Texto do exercício:
Oassassinato do índio pataxó Galdino José dos Santos foi um dos crimes cometidos por jovens de classe média que mais chocaram o Brasil. Em 1997, cinco rapazes de Brasília tocaram fogo no índio que dormia num ponto de ônibus. “A gente só queria dar um susto em um mendigo, não sabíamos que era índio”, disse na época Antônio Novely Vilanova, filho de um juiz. Foi preso com os amigos Max Rogério Alves, Eron Chaves de Oliveria, Tomás de Oliveira e Gutemberg Oliveira de Almeida por incendiar o pataxó. Galdino teve 95% do corpo queimado e morreu. “Eles nunca ficaram em celas enquanto esperavam o julgamento”, diz a promotora Maria José Miranda. Segundo ela, ocupavam a biblioteca da penitenciária, tinham banho quente e computador, entre outros privilégios.

Como resolver: Resuma em duas frases o texto sobre o assassinato do índio pataxó Galdino José dos Santos.

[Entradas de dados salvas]
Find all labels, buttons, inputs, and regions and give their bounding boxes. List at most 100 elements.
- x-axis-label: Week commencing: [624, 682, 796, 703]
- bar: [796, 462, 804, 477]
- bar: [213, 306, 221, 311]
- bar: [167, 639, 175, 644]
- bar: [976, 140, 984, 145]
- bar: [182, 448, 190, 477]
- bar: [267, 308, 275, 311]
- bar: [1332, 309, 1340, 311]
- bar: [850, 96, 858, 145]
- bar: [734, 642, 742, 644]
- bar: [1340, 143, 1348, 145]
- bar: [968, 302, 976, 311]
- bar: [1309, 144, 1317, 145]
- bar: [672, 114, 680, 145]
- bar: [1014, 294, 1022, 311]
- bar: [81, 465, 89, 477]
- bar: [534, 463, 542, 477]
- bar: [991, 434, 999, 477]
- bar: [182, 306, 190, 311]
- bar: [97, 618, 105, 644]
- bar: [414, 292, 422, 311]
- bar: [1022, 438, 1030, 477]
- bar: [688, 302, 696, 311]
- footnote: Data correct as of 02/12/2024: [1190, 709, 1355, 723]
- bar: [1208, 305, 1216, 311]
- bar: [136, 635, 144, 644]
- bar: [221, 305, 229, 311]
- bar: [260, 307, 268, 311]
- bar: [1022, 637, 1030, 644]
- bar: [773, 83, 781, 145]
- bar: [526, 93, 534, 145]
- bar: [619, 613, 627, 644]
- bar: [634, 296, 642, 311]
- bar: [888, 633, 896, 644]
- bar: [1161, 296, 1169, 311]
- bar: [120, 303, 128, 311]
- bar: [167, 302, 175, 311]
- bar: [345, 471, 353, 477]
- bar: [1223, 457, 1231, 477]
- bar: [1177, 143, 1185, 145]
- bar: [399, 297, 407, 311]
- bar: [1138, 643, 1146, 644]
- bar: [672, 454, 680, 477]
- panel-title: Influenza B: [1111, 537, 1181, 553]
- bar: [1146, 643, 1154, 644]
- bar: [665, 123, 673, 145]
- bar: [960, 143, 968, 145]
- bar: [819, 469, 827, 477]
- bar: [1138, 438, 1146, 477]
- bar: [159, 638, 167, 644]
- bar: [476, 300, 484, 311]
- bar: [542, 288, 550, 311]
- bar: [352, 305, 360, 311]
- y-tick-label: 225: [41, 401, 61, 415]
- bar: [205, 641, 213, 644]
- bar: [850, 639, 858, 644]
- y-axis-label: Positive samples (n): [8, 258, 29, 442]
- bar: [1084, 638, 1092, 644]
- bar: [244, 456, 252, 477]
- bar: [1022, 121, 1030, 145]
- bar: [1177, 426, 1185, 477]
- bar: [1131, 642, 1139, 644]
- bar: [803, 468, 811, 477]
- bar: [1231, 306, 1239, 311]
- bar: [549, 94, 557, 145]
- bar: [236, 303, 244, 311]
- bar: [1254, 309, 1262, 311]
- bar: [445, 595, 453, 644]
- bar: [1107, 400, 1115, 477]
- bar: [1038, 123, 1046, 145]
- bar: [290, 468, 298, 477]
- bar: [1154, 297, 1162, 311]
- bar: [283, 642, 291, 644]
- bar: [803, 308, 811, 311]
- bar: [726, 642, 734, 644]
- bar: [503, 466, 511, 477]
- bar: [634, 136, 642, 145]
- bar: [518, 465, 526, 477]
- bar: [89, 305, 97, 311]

Resposta: Em 1997, cinco rapazes de Brasília puseram fogo no índio pataxó Galdino José dos Santos, que dormia num ponto de ônibus, e ele morreu com 95% do corpo queimado. Segundo a promotora Maria José Miranda, os jovens presos nunca ficaram em celas enquanto esperavam o julgamento e tinham privilégios como banho quente e computador.